• Exercise goal: Set down the material below word for word, excluding the pictures.

# # # # # # #

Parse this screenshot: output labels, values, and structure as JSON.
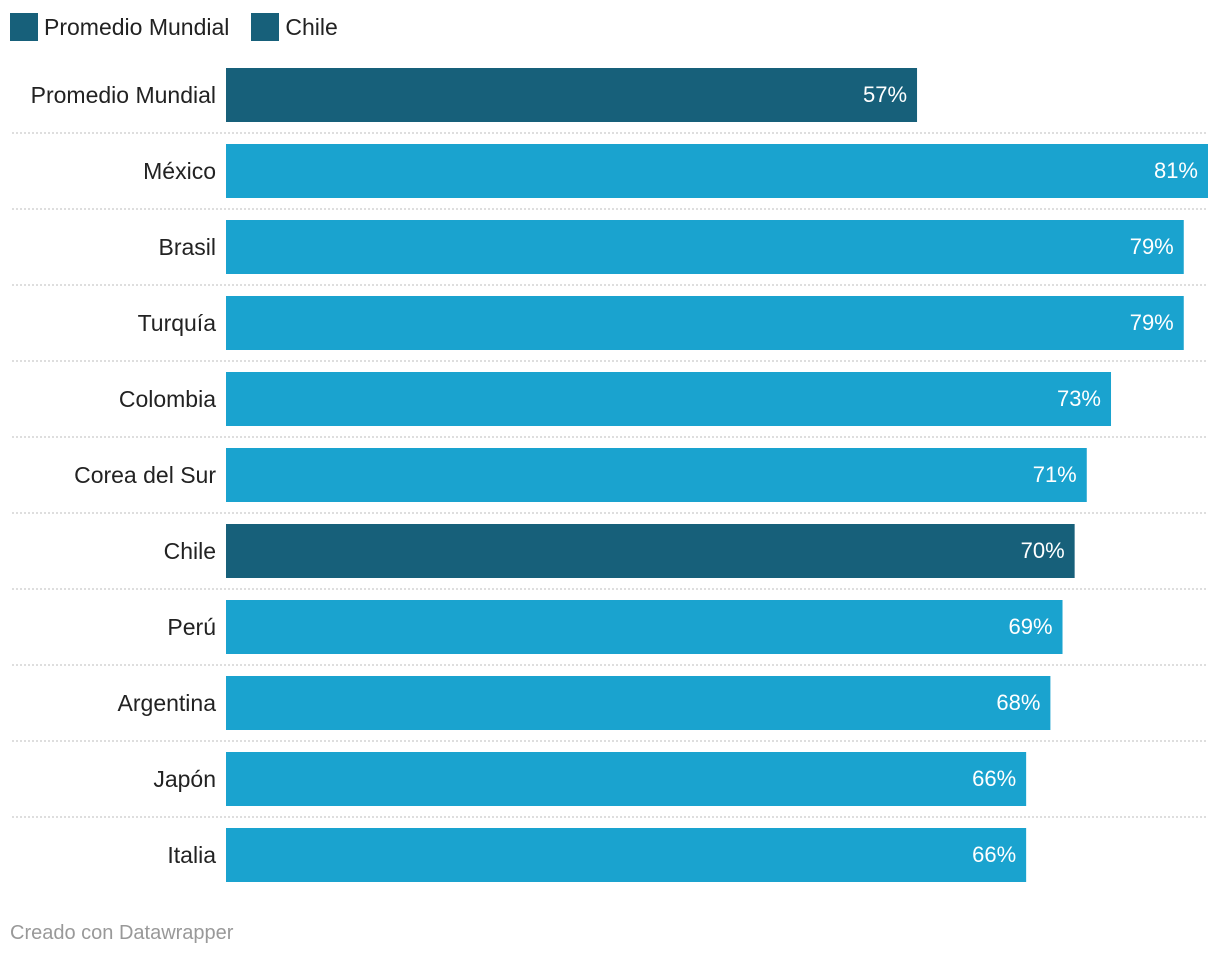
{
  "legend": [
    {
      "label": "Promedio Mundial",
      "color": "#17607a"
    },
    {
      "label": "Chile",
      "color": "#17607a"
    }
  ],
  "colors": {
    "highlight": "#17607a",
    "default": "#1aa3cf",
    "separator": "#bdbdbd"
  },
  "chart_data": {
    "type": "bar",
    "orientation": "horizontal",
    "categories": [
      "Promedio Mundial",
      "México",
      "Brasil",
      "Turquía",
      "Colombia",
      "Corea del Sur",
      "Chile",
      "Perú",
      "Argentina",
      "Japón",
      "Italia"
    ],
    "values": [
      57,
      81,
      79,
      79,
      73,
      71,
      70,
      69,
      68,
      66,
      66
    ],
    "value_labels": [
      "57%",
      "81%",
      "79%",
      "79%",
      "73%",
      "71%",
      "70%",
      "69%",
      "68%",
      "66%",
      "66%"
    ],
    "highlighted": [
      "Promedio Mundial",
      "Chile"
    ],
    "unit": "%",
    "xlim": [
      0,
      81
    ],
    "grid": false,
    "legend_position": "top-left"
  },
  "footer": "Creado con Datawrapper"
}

# # # # # # #

• The solution:
Parse this screenshot: output labels, values, and structure as JSON.
{
  "legend": [
    {
      "label": "Promedio Mundial",
      "color": "#17607a"
    },
    {
      "label": "Chile",
      "color": "#17607a"
    }
  ],
  "colors": {
    "highlight": "#17607a",
    "default": "#1aa3cf",
    "separator": "#bdbdbd"
  },
  "chart_data": {
    "type": "bar",
    "orientation": "horizontal",
    "categories": [
      "Promedio Mundial",
      "México",
      "Brasil",
      "Turquía",
      "Colombia",
      "Corea del Sur",
      "Chile",
      "Perú",
      "Argentina",
      "Japón",
      "Italia"
    ],
    "values": [
      57,
      81,
      79,
      79,
      73,
      71,
      70,
      69,
      68,
      66,
      66
    ],
    "value_labels": [
      "57%",
      "81%",
      "79%",
      "79%",
      "73%",
      "71%",
      "70%",
      "69%",
      "68%",
      "66%",
      "66%"
    ],
    "highlighted": [
      "Promedio Mundial",
      "Chile"
    ],
    "unit": "%",
    "xlim": [
      0,
      81
    ],
    "grid": false,
    "legend_position": "top-left"
  },
  "footer": "Creado con Datawrapper"
}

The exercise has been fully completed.